■ Task objective ■
Return the number of lines in which the word "savings" appears; add nothing else.

■ Data listing ■
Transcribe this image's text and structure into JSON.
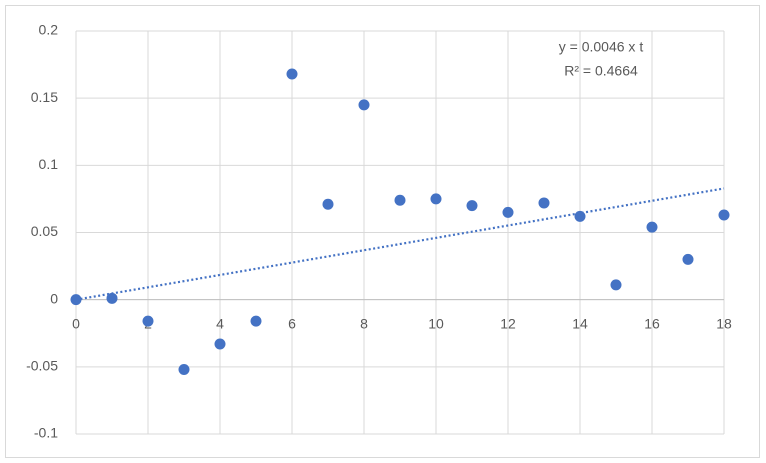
{
  "chart_data": {
    "type": "scatter",
    "x": [
      0,
      1,
      2,
      3,
      4,
      5,
      6,
      7,
      8,
      9,
      10,
      11,
      12,
      13,
      14,
      15,
      16,
      17,
      18
    ],
    "values": [
      0,
      0.001,
      -0.016,
      -0.052,
      -0.033,
      -0.016,
      0.168,
      0.071,
      0.145,
      0.074,
      0.075,
      0.07,
      0.065,
      0.072,
      0.062,
      0.011,
      0.054,
      0.03,
      0.063
    ],
    "color": "#4472c4",
    "xlim": [
      0,
      18
    ],
    "xticks": [
      0,
      2,
      4,
      6,
      8,
      10,
      12,
      14,
      16,
      18
    ],
    "ylim": [
      -0.1,
      0.2
    ],
    "yticks": [
      -0.1,
      -0.05,
      0,
      0.05,
      0.1,
      0.15,
      0.2
    ],
    "grid": true,
    "trendline": {
      "slope": 0.0046,
      "color": "#4472c4"
    },
    "annotations": [
      "y = 0.0046 x t",
      "R² = 0.4664"
    ]
  }
}
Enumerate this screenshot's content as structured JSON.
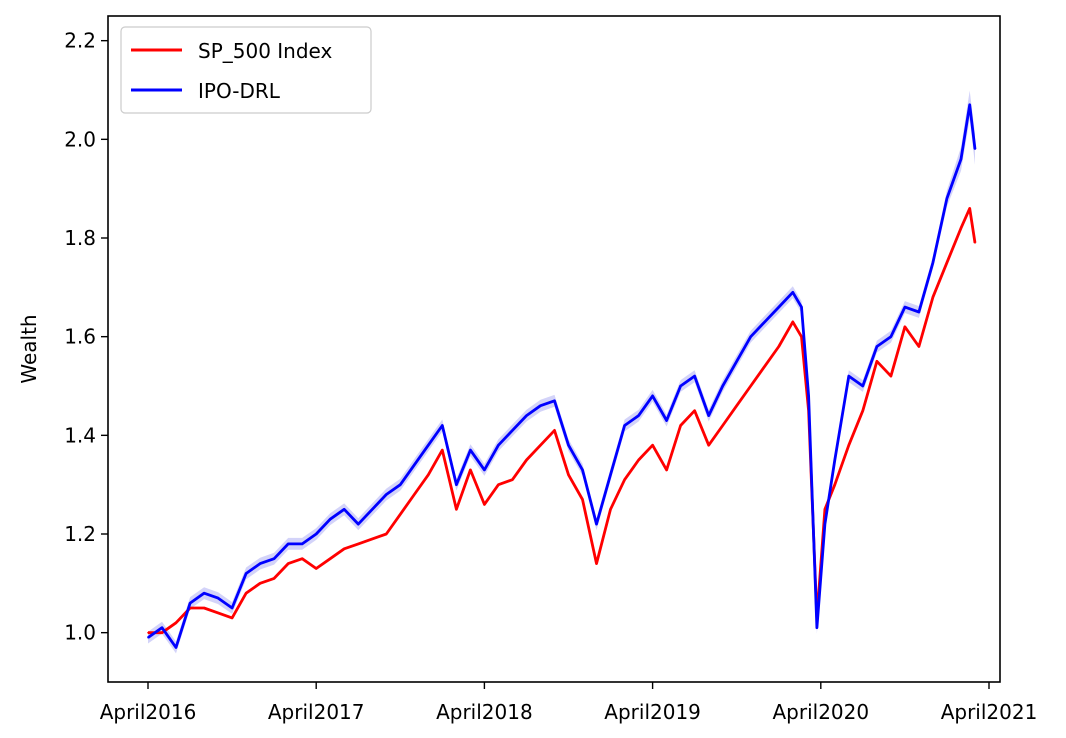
{
  "chart_data": {
    "type": "line",
    "title": "",
    "xlabel": "",
    "ylabel": "Wealth",
    "x_tick_labels": [
      "April2016",
      "April2017",
      "April2018",
      "April2019",
      "April2020",
      "April2021"
    ],
    "y_tick_labels": [
      "1.0",
      "1.2",
      "1.4",
      "1.6",
      "1.8",
      "2.0",
      "2.2"
    ],
    "x_range": [
      "2016-04",
      "2021-04"
    ],
    "ylim": [
      0.9,
      2.25
    ],
    "grid": false,
    "legend_position": "top-left",
    "series": [
      {
        "name": "SP_500 Index",
        "color": "#ff0000",
        "points": [
          [
            "2016-04-01",
            1.0
          ],
          [
            "2016-05-01",
            1.0
          ],
          [
            "2016-06-01",
            1.02
          ],
          [
            "2016-07-01",
            1.05
          ],
          [
            "2016-08-01",
            1.05
          ],
          [
            "2016-09-01",
            1.04
          ],
          [
            "2016-10-01",
            1.03
          ],
          [
            "2016-11-01",
            1.08
          ],
          [
            "2016-12-01",
            1.1
          ],
          [
            "2017-01-01",
            1.11
          ],
          [
            "2017-02-01",
            1.14
          ],
          [
            "2017-03-01",
            1.15
          ],
          [
            "2017-04-01",
            1.13
          ],
          [
            "2017-05-01",
            1.15
          ],
          [
            "2017-06-01",
            1.17
          ],
          [
            "2017-07-01",
            1.18
          ],
          [
            "2017-08-01",
            1.19
          ],
          [
            "2017-09-01",
            1.2
          ],
          [
            "2017-10-01",
            1.24
          ],
          [
            "2017-11-01",
            1.28
          ],
          [
            "2017-12-01",
            1.32
          ],
          [
            "2018-01-01",
            1.37
          ],
          [
            "2018-02-01",
            1.25
          ],
          [
            "2018-03-01",
            1.33
          ],
          [
            "2018-04-01",
            1.26
          ],
          [
            "2018-05-01",
            1.3
          ],
          [
            "2018-06-01",
            1.31
          ],
          [
            "2018-07-01",
            1.35
          ],
          [
            "2018-08-01",
            1.38
          ],
          [
            "2018-09-01",
            1.41
          ],
          [
            "2018-10-01",
            1.32
          ],
          [
            "2018-11-01",
            1.27
          ],
          [
            "2018-12-01",
            1.14
          ],
          [
            "2019-01-01",
            1.25
          ],
          [
            "2019-02-01",
            1.31
          ],
          [
            "2019-03-01",
            1.35
          ],
          [
            "2019-04-01",
            1.38
          ],
          [
            "2019-05-01",
            1.33
          ],
          [
            "2019-06-01",
            1.42
          ],
          [
            "2019-07-01",
            1.45
          ],
          [
            "2019-08-01",
            1.38
          ],
          [
            "2019-09-01",
            1.42
          ],
          [
            "2019-10-01",
            1.46
          ],
          [
            "2019-11-01",
            1.5
          ],
          [
            "2019-12-01",
            1.54
          ],
          [
            "2020-01-01",
            1.58
          ],
          [
            "2020-02-01",
            1.63
          ],
          [
            "2020-02-20",
            1.6
          ],
          [
            "2020-03-05",
            1.45
          ],
          [
            "2020-03-23",
            1.03
          ],
          [
            "2020-04-10",
            1.25
          ],
          [
            "2020-05-01",
            1.3
          ],
          [
            "2020-06-01",
            1.38
          ],
          [
            "2020-07-01",
            1.45
          ],
          [
            "2020-08-01",
            1.55
          ],
          [
            "2020-09-01",
            1.52
          ],
          [
            "2020-10-01",
            1.62
          ],
          [
            "2020-11-01",
            1.58
          ],
          [
            "2020-12-01",
            1.68
          ],
          [
            "2021-01-01",
            1.75
          ],
          [
            "2021-02-01",
            1.82
          ],
          [
            "2021-02-20",
            1.86
          ],
          [
            "2021-03-01",
            1.79
          ]
        ]
      },
      {
        "name": "IPO-DRL",
        "color": "#0000ff",
        "band_color": "#8080ee",
        "points": [
          [
            "2016-04-01",
            0.99
          ],
          [
            "2016-05-01",
            1.01
          ],
          [
            "2016-06-01",
            0.97
          ],
          [
            "2016-07-01",
            1.06
          ],
          [
            "2016-08-01",
            1.08
          ],
          [
            "2016-09-01",
            1.07
          ],
          [
            "2016-10-01",
            1.05
          ],
          [
            "2016-11-01",
            1.12
          ],
          [
            "2016-12-01",
            1.14
          ],
          [
            "2017-01-01",
            1.15
          ],
          [
            "2017-02-01",
            1.18
          ],
          [
            "2017-03-01",
            1.18
          ],
          [
            "2017-04-01",
            1.2
          ],
          [
            "2017-05-01",
            1.23
          ],
          [
            "2017-06-01",
            1.25
          ],
          [
            "2017-07-01",
            1.22
          ],
          [
            "2017-08-01",
            1.25
          ],
          [
            "2017-09-01",
            1.28
          ],
          [
            "2017-10-01",
            1.3
          ],
          [
            "2017-11-01",
            1.34
          ],
          [
            "2017-12-01",
            1.38
          ],
          [
            "2018-01-01",
            1.42
          ],
          [
            "2018-02-01",
            1.3
          ],
          [
            "2018-03-01",
            1.37
          ],
          [
            "2018-04-01",
            1.33
          ],
          [
            "2018-05-01",
            1.38
          ],
          [
            "2018-06-01",
            1.41
          ],
          [
            "2018-07-01",
            1.44
          ],
          [
            "2018-08-01",
            1.46
          ],
          [
            "2018-09-01",
            1.47
          ],
          [
            "2018-10-01",
            1.38
          ],
          [
            "2018-11-01",
            1.33
          ],
          [
            "2018-12-01",
            1.22
          ],
          [
            "2019-01-01",
            1.32
          ],
          [
            "2019-02-01",
            1.42
          ],
          [
            "2019-03-01",
            1.44
          ],
          [
            "2019-04-01",
            1.48
          ],
          [
            "2019-05-01",
            1.43
          ],
          [
            "2019-06-01",
            1.5
          ],
          [
            "2019-07-01",
            1.52
          ],
          [
            "2019-08-01",
            1.44
          ],
          [
            "2019-09-01",
            1.5
          ],
          [
            "2019-10-01",
            1.55
          ],
          [
            "2019-11-01",
            1.6
          ],
          [
            "2019-12-01",
            1.63
          ],
          [
            "2020-01-01",
            1.66
          ],
          [
            "2020-02-01",
            1.69
          ],
          [
            "2020-02-20",
            1.66
          ],
          [
            "2020-03-05",
            1.48
          ],
          [
            "2020-03-23",
            1.01
          ],
          [
            "2020-04-10",
            1.22
          ],
          [
            "2020-05-01",
            1.35
          ],
          [
            "2020-06-01",
            1.52
          ],
          [
            "2020-07-01",
            1.5
          ],
          [
            "2020-08-01",
            1.58
          ],
          [
            "2020-09-01",
            1.6
          ],
          [
            "2020-10-01",
            1.66
          ],
          [
            "2020-11-01",
            1.65
          ],
          [
            "2020-12-01",
            1.75
          ],
          [
            "2021-01-01",
            1.88
          ],
          [
            "2021-02-01",
            1.96
          ],
          [
            "2021-02-20",
            2.07
          ],
          [
            "2021-03-01",
            1.98
          ]
        ]
      }
    ]
  }
}
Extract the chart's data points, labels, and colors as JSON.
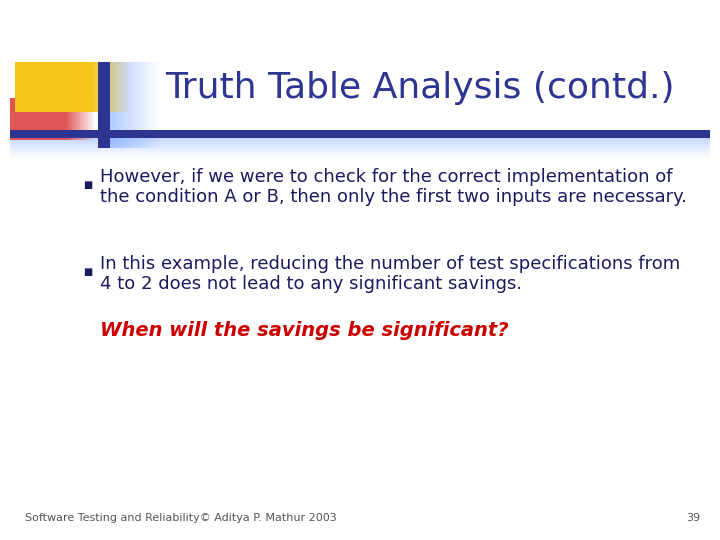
{
  "title": "Truth Table Analysis (contd.)",
  "title_color": "#2E3491",
  "title_fontsize": 26,
  "background_color": "#FFFFFF",
  "bullet1_line1": "However, if we were to check for the correct implementation of",
  "bullet1_line2": "the condition A or B, then only the first two inputs are necessary.",
  "bullet2_line1": "In this example, reducing the number of test specifications from",
  "bullet2_line2": "4 to 2 does not lead to any significant savings.",
  "italic_text": "When will the savings be significant?",
  "italic_color": "#CC0000",
  "text_color": "#1A1A5E",
  "footer_text": "Software Testing and Reliability© Aditya P. Mathur 2003",
  "footer_page": "39",
  "footer_color": "#555555",
  "footer_fontsize": 8,
  "text_fontsize": 13,
  "italic_fontsize": 14,
  "yellow_color": "#F5C518",
  "red_color": "#E05555",
  "blue_color": "#2E3491",
  "light_blue_color": "#6699FF"
}
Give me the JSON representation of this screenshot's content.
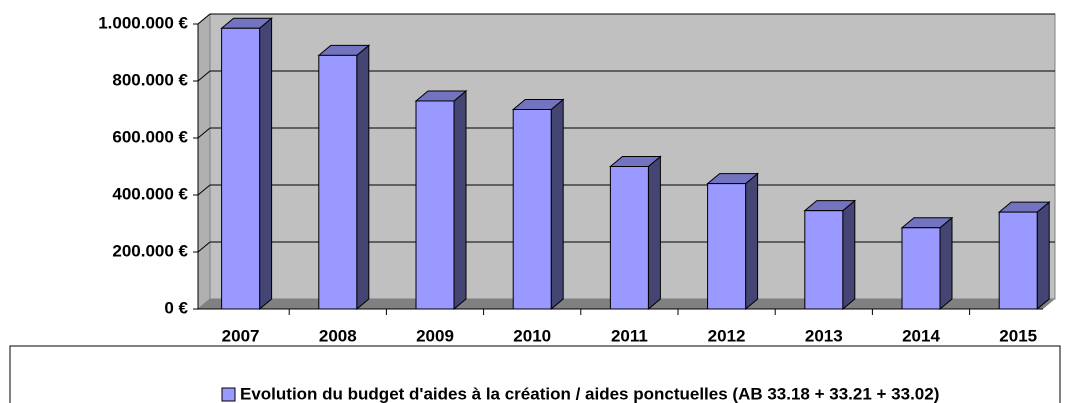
{
  "chart_data": {
    "type": "bar3d",
    "categories": [
      "2007",
      "2008",
      "2009",
      "2010",
      "2011",
      "2012",
      "2013",
      "2014",
      "2015"
    ],
    "series": [
      {
        "name": "Evolution du budget d'aides à la création / aides ponctuelles (AB 33.18 + 33.21 + 33.02)",
        "color": "#9999ff",
        "values": [
          985000,
          890000,
          730000,
          700000,
          500000,
          440000,
          345000,
          285000,
          340000
        ]
      }
    ],
    "ylim": [
      0,
      1000000
    ],
    "yticks": [
      {
        "value": 0,
        "label": "0 €"
      },
      {
        "value": 200000,
        "label": "200.000 €"
      },
      {
        "value": 400000,
        "label": "400.000 €"
      },
      {
        "value": 600000,
        "label": "600.000 €"
      },
      {
        "value": 800000,
        "label": "800.000 €"
      },
      {
        "value": 1000000,
        "label": "1.000.000 €"
      }
    ],
    "grid": true,
    "legend": "bottom"
  }
}
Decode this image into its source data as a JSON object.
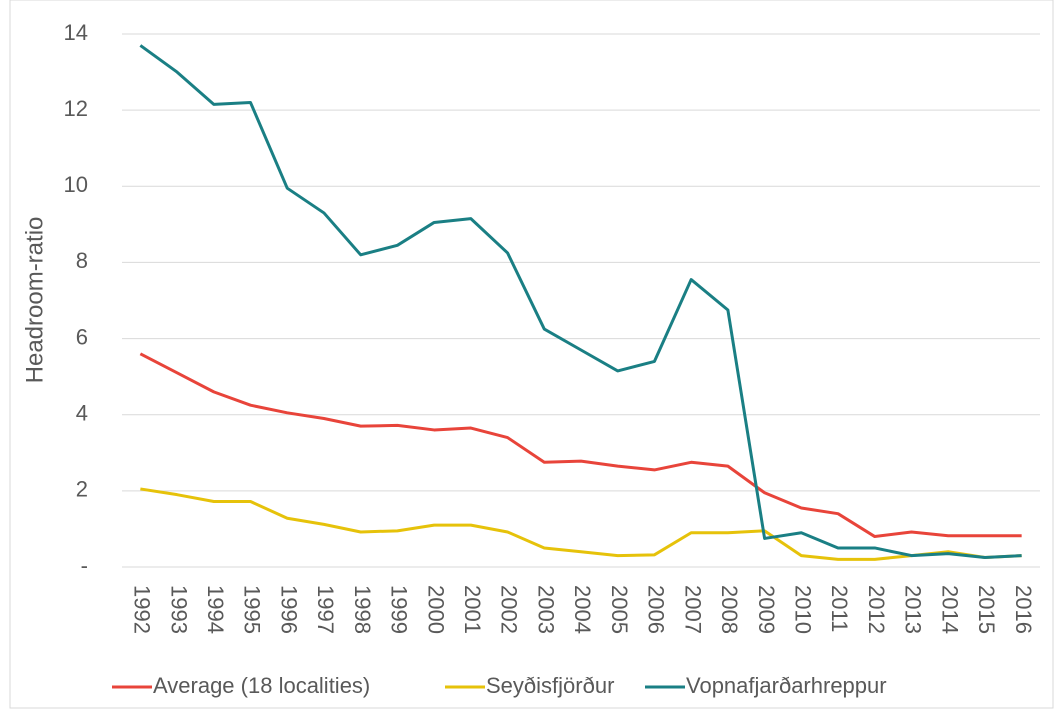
{
  "chart_data": {
    "type": "line",
    "y_label": "Headroom-ratio",
    "categories": [
      "1992",
      "1993",
      "1994",
      "1995",
      "1996",
      "1997",
      "1998",
      "1999",
      "2000",
      "2001",
      "2002",
      "2003",
      "2004",
      "2005",
      "2006",
      "2007",
      "2008",
      "2009",
      "2010",
      "2011",
      "2012",
      "2013",
      "2014",
      "2015",
      "2016"
    ],
    "series": [
      {
        "name": "Average (18 localities)",
        "color": "#e8443a",
        "values": [
          5.6,
          5.1,
          4.6,
          4.25,
          4.05,
          3.9,
          3.7,
          3.72,
          3.6,
          3.65,
          3.4,
          2.75,
          2.78,
          2.65,
          2.55,
          2.75,
          2.65,
          1.95,
          1.55,
          1.4,
          0.8,
          0.92,
          0.82,
          0.82,
          0.82
        ]
      },
      {
        "name": "Seyðisfjörður",
        "color": "#e6c20a",
        "values": [
          2.05,
          1.9,
          1.72,
          1.72,
          1.28,
          1.12,
          0.92,
          0.95,
          1.1,
          1.1,
          0.92,
          0.5,
          0.4,
          0.3,
          0.32,
          0.9,
          0.9,
          0.95,
          0.3,
          0.2,
          0.2,
          0.3,
          0.4,
          0.25,
          0.3
        ]
      },
      {
        "name": "Vopnafjarðarhreppur",
        "color": "#1a7f84",
        "values": [
          13.7,
          13.0,
          12.15,
          12.2,
          9.95,
          9.3,
          8.2,
          8.45,
          9.05,
          9.15,
          8.25,
          6.25,
          5.7,
          5.15,
          5.4,
          7.55,
          6.75,
          0.75,
          0.9,
          0.5,
          0.5,
          0.3,
          0.35,
          0.25,
          0.3
        ]
      }
    ],
    "ylim": [
      0,
      14
    ],
    "yticks": [
      {
        "value": 0,
        "label": "-"
      },
      2,
      4,
      6,
      8,
      10,
      12,
      14
    ],
    "grid": true
  }
}
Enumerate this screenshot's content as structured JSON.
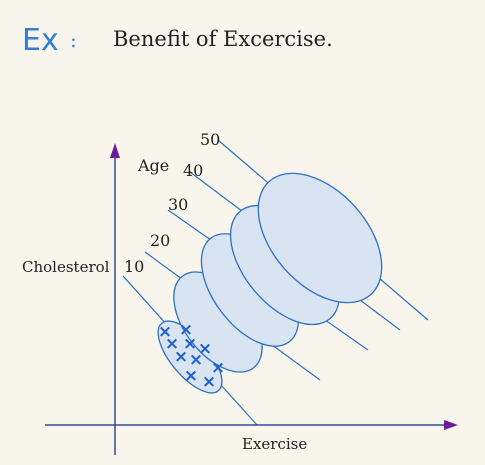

■ Exercise result ■
2